>> Start Materials provided

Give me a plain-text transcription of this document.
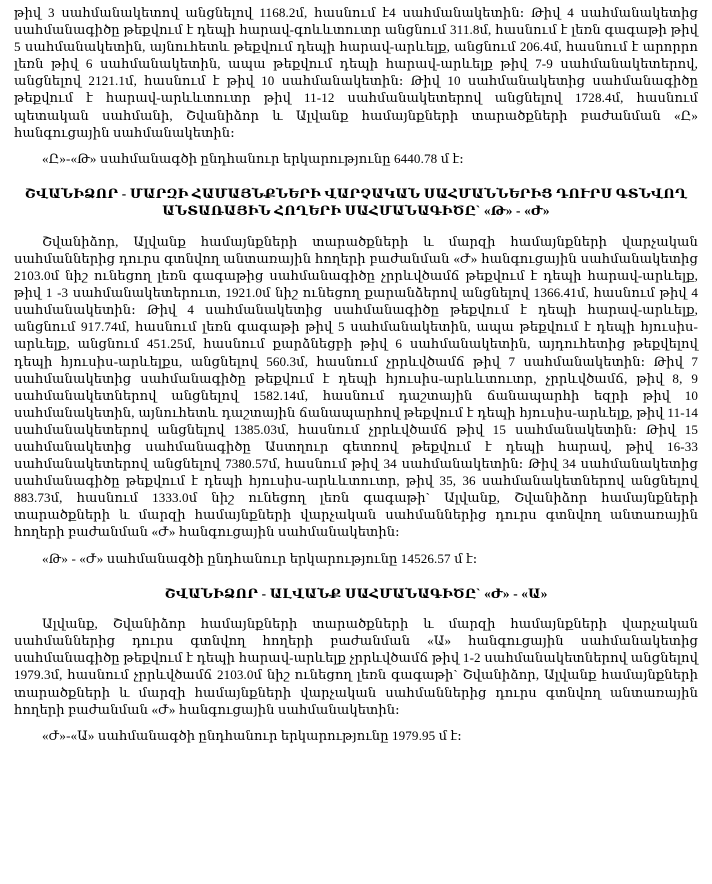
թիվ 3 սահմանակետով անցնելով 1168.2մ, հասնում է4 սահմանակետին։ Թիվ 4 սահմանակետից սահմանագիծը թեքվում է դեպի հարավ-գոևևտուտր անցնում 311.8մ, հասնում է լեռն գագաթի թիվ 5 սահմանակետին, այնուհետև թեքվում դեպի հարավ-արևելք, անցնում 206.4մ, հասնում է արորրո լեռն թիվ 6 սահմանակետին, ապա թեքվում դեպի հարավ-արևելք թիվ 7-9 սահմանակետերով, անցնելով 2121.1մ, հասնում է թիվ 10 սահմանակետին։ Թիվ 10 սահմանակետից սահմանագիծը թեքվում է հարավ-արևևտուտր թիվ 11-12 սահմանակետերով անցնելով 1728.4մ, հասնում պետական սահմանի, Շվանիձոր և Ալվանք համայնքների տարածքների բաժանման «Ը» հանգուցային սահմանակետին։

«Ը»-«Թ» սահմանագծի ընդհանուր երկարությունը 6440.78 մ է։

ՇՎԱՆԻՁՈՐ - ՄԱՐԶԻ ՀԱՄԱՅՆՔՆԵՐԻ ՎԱՐՉԱԿԱՆ ՍԱՀՄԱՆՆԵՐԻՑ ԴՈՒՐՍ ԳՏՆՎՈՂ

ԱՆՏԱՌԱՅԻՆ ՀՈՂԵՐԻ ՍԱՀՄԱՆԱԳԻԾԸ` «Թ» - «Ժ»

Շվանիձոր, Ալվանք համայնքների տարածքների և մարզի համայնքների վարչական սահմաններից դուրս գտնվող անտառային հողերի բաժանման «Ժ» հանգուցային սահմանակետից 2103.0մ նիշ ունեցող լեռն գագաթից սահմանագիծը չրրևվծամճ թեքվում է դեպի հարավ-արևելք, թիվ 1 -3 սահմանակետերուտ, 1921.0մ նիշ ունեցող քարանձերով անցնելով 1366.41մ, հասնում թիվ 4 սահմանակետին։ Թիվ 4 սահմանակետից սահմանագիծը թեքվում է դեպի հարավ-արևելք, անցնում 917.74մ, հասնում լեռն գագաթի թիվ 5 սահմանակետին, ապա թեքվում է դեպի հյուսիս-արևելք, անցնում 451.25մ, հասնում քարձնեցբի թիվ 6 սահմանակետին, այդուհետից թեքվելով դեպի հյուսիս-արևելքս, անցնելով 560.3մ, հասնում չրրևվծամճ թիվ 7 սահմանակետին։ Թիվ 7 սահմանակետից սահմանագիծը թեքվում է դեպի հյուսիս-արևևտուտր, չրրևվծամճ, թիվ 8, 9 սահմանակետներով անցնելով 1582.14մ, հասնում դաշտային ճանապարհի եզրի թիվ 10 սահմանակետին, այնուհետև դաշտային ճանապարհով թեքվում է դեպի հյուսիս-արևելք, թիվ 11-14 սահմանակետերով անցնելով 1385.03մ, հասնում չրրևվծամճ թիվ 15 սահմանակետին։ Թիվ 15 սահմանակետից սահմանագիծը Աստղուր գետռով թեքվում է դեպի հարավ, թիվ 16-33 սահմանակետերով անցնելով 7380.57մ, հասնում թիվ 34 սահմանակետին։ Թիվ 34 սահմանակետից սահմանագիծը թեքվում է դեպի հյուսիս-արևևտուտր, թիվ 35, 36 սահմանակետներով անցնելով 883.73մ, հասնում 1333.0մ նիշ ունեցող լեռն գագաթի` Ալվանք, Շվանիձոր համայնքների տարածքների և մարզի համայնքների վարչական սահմաններից դուրս գտնվող անտառային հողերի բաժանման «Ժ» հանգուցային սահմանակետին։

«Թ» - «Ժ» սահմանագծի ընդհանուր երկարությունը 14526.57 մ է։

ՇՎԱՆԻՁՈՐ - ԱԼՎԱՆՔ ՍԱՀՄԱՆԱԳԻԾԸ` «Ժ» - «Ա»

Ալվանք, Շվանիձոր համայնքների տարածքների և մարզի համայնքների վարչական սահմաններից դուրս գտնվող հողերի բաժանման «Ա» հանգուցային սահմանակետից սահմանագիծը թեքվում է դեպի հարավ-արևելք չրրևվծամճ թիվ 1-2 սահմանակետներով անցնելով 1979.3մ, հասնում չրրևվծամճ 2103.0մ նիշ ունեցող լեռն գագաթի` Շվանիձոր, Ալվանք համայնքների տարածքների և մարզի համայնքների վարչական սահմաններից դուրս գտնվող անտառային հողերի բաժանման «Ժ» հանգուցային սահմանակետին։

«Ժ»-«Ա» սահմանագծի ընդհանուր երկարությունը 1979.95 մ է։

>> End Materials provided

» What is being asked: Transcribe the material exactly, keeping every word and none of the pictures.

» Task output:
Give me a plain-text transcription of this document.
թիվ 3 սահմանակետով անցնելով 1168.2մ, հասնում է4 սահմանակետին։ Թիվ 4 սահմանակետից սահմանագիծը թեքվում է դեպի հարավ-գոևևտուտր անցնում 311.8մ, հասնում է լեռն գագաթի թիվ 5 սահմանակետին, այնուհետև թեքվում դեպի հարավ-արևելք, անցնում 206.4մ, հասնում է արորրո լեռն թիվ 6 սահմանակետին, ապա թեքվում դեպի հարավ-արևելք թիվ 7-9 սահմանակետերով, անցնելով 2121.1մ, հասնում է թիվ 10 սահմանակետին։ Թիվ 10 սահմանակետից սահմանագիծը թեքվում է հարավ-արևևտուտր թիվ 11-12 սահմանակետերով անցնելով 1728.4մ, հասնում պետական սահմանի, Շվանիձոր և Ալվանք համայնքների տարածքների բաժանման «Ը» հանգուցային սահմանակետին։

«Ը»-«Թ» սահմանագծի ընդհանուր երկարությունը 6440.78 մ է։

ՇՎԱՆԻՁՈՐ - ՄԱՐԶԻ ՀԱՄԱՅՆՔՆԵՐԻ ՎԱՐՉԱԿԱՆ ՍԱՀՄԱՆՆԵՐԻՑ ԴՈՒՐՍ ԳՏՆՎՈՂ

ԱՆՏԱՌԱՅԻՆ ՀՈՂԵՐԻ ՍԱՀՄԱՆԱԳԻԾԸ` «Թ» - «Ժ»

Շվանիձոր, Ալվանք համայնքների տարածքների և մարզի համայնքների վարչական սահմաններից դուրս գտնվող անտառային հողերի բաժանման «Ժ» հանգուցային սահմանակետից 2103.0մ նիշ ունեցող լեռն գագաթից սահմանագիծը չրրևվծամճ թեքվում է դեպի հարավ-արևելք, թիվ 1 -3 սահմանակետերուտ, 1921.0մ նիշ ունեցող քարանձերով անցնելով 1366.41մ, հասնում թիվ 4 սահմանակետին։ Թիվ 4 սահմանակետից սահմանագիծը թեքվում է դեպի հարավ-արևելք, անցնում 917.74մ, հասնում լեռն գագաթի թիվ 5 սահմանակետին, ապա թեքվում է դեպի հյուսիս-արևելք, անցնում 451.25մ, հասնում քարձնեցբի թիվ 6 սահմանակետին, այդուհետից թեքվելով դեպի հյուսիս-արևելքս, անցնելով 560.3մ, հասնում չրրևվծամճ թիվ 7 սահմանակետին։ Թիվ 7 սահմանակետից սահմանագիծը թեքվում է դեպի հյուսիս-արևևտուտր, չրրևվծամճ, թիվ 8, 9 սահմանակետներով անցնելով 1582.14մ, հասնում դաշտային ճանապարհի եզրի թիվ 10 սահմանակետին, այնուհետև դաշտային ճանապարհով թեքվում է դեպի հյուսիս-արևելք, թիվ 11-14 սահմանակետերով անցնելով 1385.03մ, հասնում չրրևվծամճ թիվ 15 սահմանակետին։ Թիվ 15 սահմանակետից սահմանագիծը Աստղուր գետռով թեքվում է դեպի հարավ, թիվ 16-33 սահմանակետերով անցնելով 7380.57մ, հասնում թիվ 34 սահմանակետին։ Թիվ 34 սահմանակետից սահմանագիծը թեքվում է դեպի հյուսիս-արևևտուտր, թիվ 35, 36 սահմանակետներով անցնելով 883.73մ, հասնում 1333.0մ նիշ ունեցող լեռն գագաթի` Ալվանք, Շվանիձոր համայնքների տարածքների և մարզի համայնքների վարչական սահմաններից դուրս գտնվող անտառային հողերի բաժանման «Ժ» հանգուցային սահմանակետին։

«Թ» - «Ժ» սահմանագծի ընդհանուր երկարությունը 14526.57 մ է։

ՇՎԱՆԻՁՈՐ - ԱԼՎԱՆՔ ՍԱՀՄԱՆԱԳԻԾԸ` «Ժ» - «Ա»

Ալվանք, Շվանիձոր համայնքների տարածքների և մարզի համայնքների վարչական սահմաններից դուրս գտնվող հողերի բաժանման «Ա» հանգուցային սահմանակետից սահմանագիծը թեքվում է դեպի հարավ-արևելք չրրևվծամճ թիվ 1-2 սահմանակետներով անցնելով 1979.3մ, հասնում չրրևվծամճ 2103.0մ նիշ ունեցող լեռն գագաթի` Շվանիձոր, Ալվանք համայնքների տարածքների և մարզի համայնքների վարչական սահմաններից դուրս գտնվող անտառային հողերի բաժանման «Ժ» հանգուցային սահմանակետին։

«Ժ»-«Ա» սահմանագծի ընդհանուր երկարությունը 1979.95 մ է։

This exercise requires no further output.